#### Task requirements:
Search the material below for the word "this". Copy every line that has it.

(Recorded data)
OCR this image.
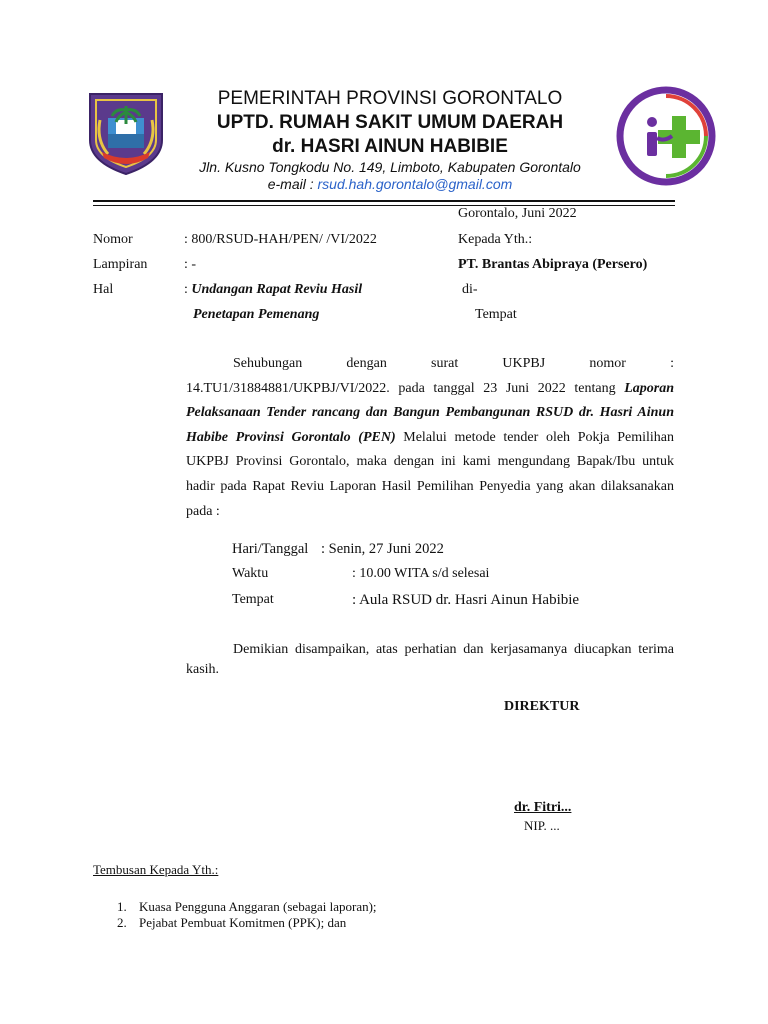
PEMERINTAH PROVINSI GORONTALO
UPTD. RUMAH SAKIT UMUM DAERAH
dr. HASRI AINUN HABIBIE
Jln. Kusno Tongkodu No. 149, Limboto, Kabupaten Gorontalo
e-mail : rsud.hah.gorontalo@gmail.com
Gorontalo, Juni 2022
Nomor	: 800/RSUD-HAH/PEN/ /VI/2022	Kepada Yth.:
Lampiran	: -	PT. Brantas Abipraya (Persero)
Hal	: Undangan Rapat Reviu Hasil	di-
Penetapan Pemenang	Tempat

Sehubungan dengan surat UKPBJ nomor : 14.TU1/31884881/UKPBJ/VI/2022. pada tanggal 23 Juni 2022 tentang Laporan Pelaksanaan Tender rancang dan Bangun Pembangunan RSUD dr. Hasri Ainun Habibe Provinsi Gorontalo (PEN) Melalui metode tender oleh Pokja Pemilihan UKPBJ Provinsi Gorontalo, maka dengan ini kami mengundang Bapak/Ibu untuk hadir pada Rapat Reviu Laporan Hasil Pemilihan Penyedia yang akan dilaksanakan pada :

Hari/Tanggal : Senin, 27 Juni 2022
Waktu	: 10.00 WITA s/d selesai
Tempat	: Aula RSUD dr. Hasri Ainun Habibie

Demikian disampaikan, atas perhatian dan kerjasamanya diucapkan terima kasih.

DIREKTUR
dr. Fitri...
NIP. ...
Tembusan Kepada Yth.:
1. Kuasa Pengguna Anggaran (sebagai laporan);
2. Pejabat Pembuat Komitmen (PPK); dan
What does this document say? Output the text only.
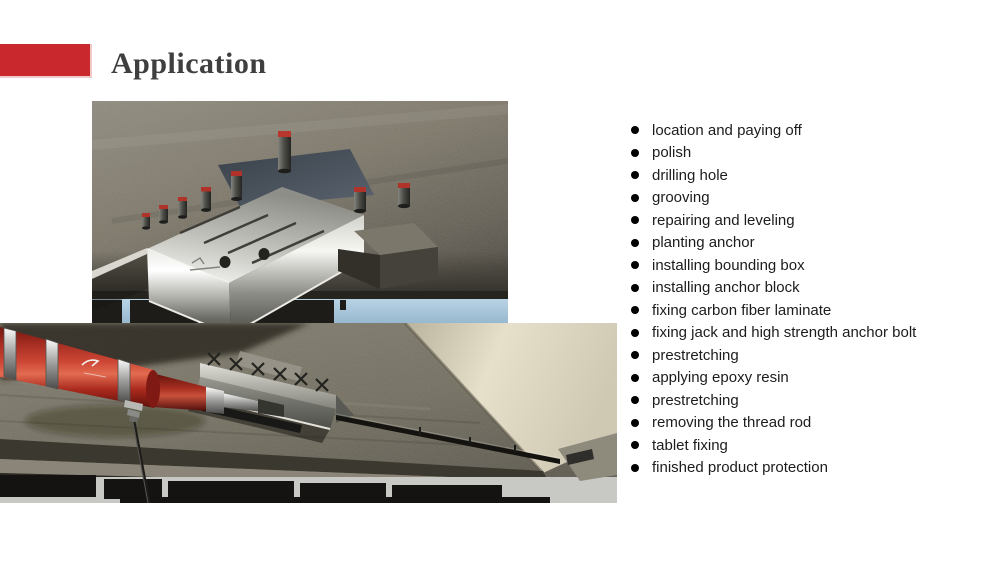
Application
location and paying off
polish
drilling hole
grooving
repairing and leveling
planting anchor
installing bounding box
installing anchor block
fixing carbon fiber laminate
fixing jack and high strength anchor bolt
prestretching
applying epoxy resin
prestretching
removing the thread rod
tablet fixing
finished product protection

#### The result:
OCR this image.
What does this document say? Output the text only.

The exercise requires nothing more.